All of the records below must be output exactly, with no pictures carried over.

━━ RAW RECORDS ━━

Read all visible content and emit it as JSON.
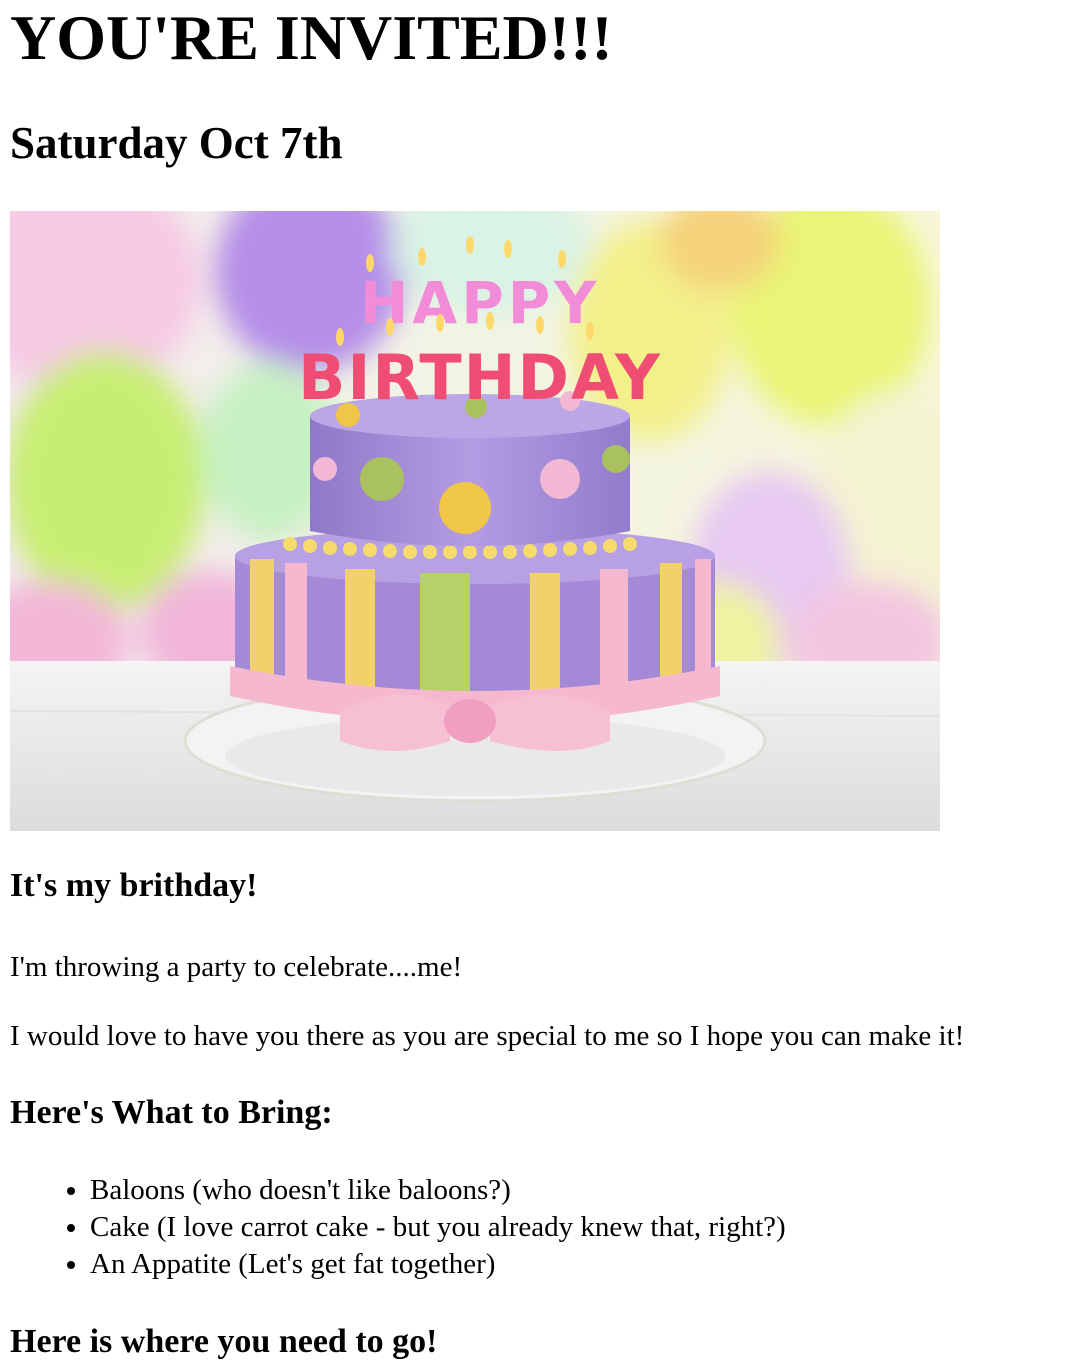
{
  "invite": {
    "title": "YOU'RE INVITED!!!",
    "date": "Saturday Oct 7th",
    "image_text_line1": "HAPPY",
    "image_text_line2": "BIRTHDAY"
  },
  "intro": {
    "heading": "It's my brithday!",
    "paragraph1": "I'm throwing a party to celebrate....me!",
    "paragraph2": "I would love to have you there as you are special to me so I hope you can make it!"
  },
  "bring": {
    "heading": "Here's What to Bring:",
    "items": [
      "Baloons (who doesn't like baloons?)",
      "Cake (I love carrot cake - but you already knew that, right?)",
      "An Appatite (Let's get fat together)"
    ]
  },
  "location": {
    "heading": "Here is where you need to go!"
  },
  "colors": {
    "text": "#000000",
    "background": "#ffffff",
    "cake_purple": "#a48ad6",
    "ribbon_pink": "#f6b8cf",
    "stripe_yellow": "#f3d16a",
    "stripe_green": "#b8d06a"
  }
}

━━━

THE OUTPUT:
Read all visible content and emit it as JSON.
{
  "invite": {
    "title": "YOU'RE INVITED!!!",
    "date": "Saturday Oct 7th",
    "image_text_line1": "HAPPY",
    "image_text_line2": "BIRTHDAY"
  },
  "intro": {
    "heading": "It's my brithday!",
    "paragraph1": "I'm throwing a party to celebrate....me!",
    "paragraph2": "I would love to have you there as you are special to me so I hope you can make it!"
  },
  "bring": {
    "heading": "Here's What to Bring:",
    "items": [
      "Baloons (who doesn't like baloons?)",
      "Cake (I love carrot cake - but you already knew that, right?)",
      "An Appatite (Let's get fat together)"
    ]
  },
  "location": {
    "heading": "Here is where you need to go!"
  },
  "colors": {
    "text": "#000000",
    "background": "#ffffff",
    "cake_purple": "#a48ad6",
    "ribbon_pink": "#f6b8cf",
    "stripe_yellow": "#f3d16a",
    "stripe_green": "#b8d06a"
  }
}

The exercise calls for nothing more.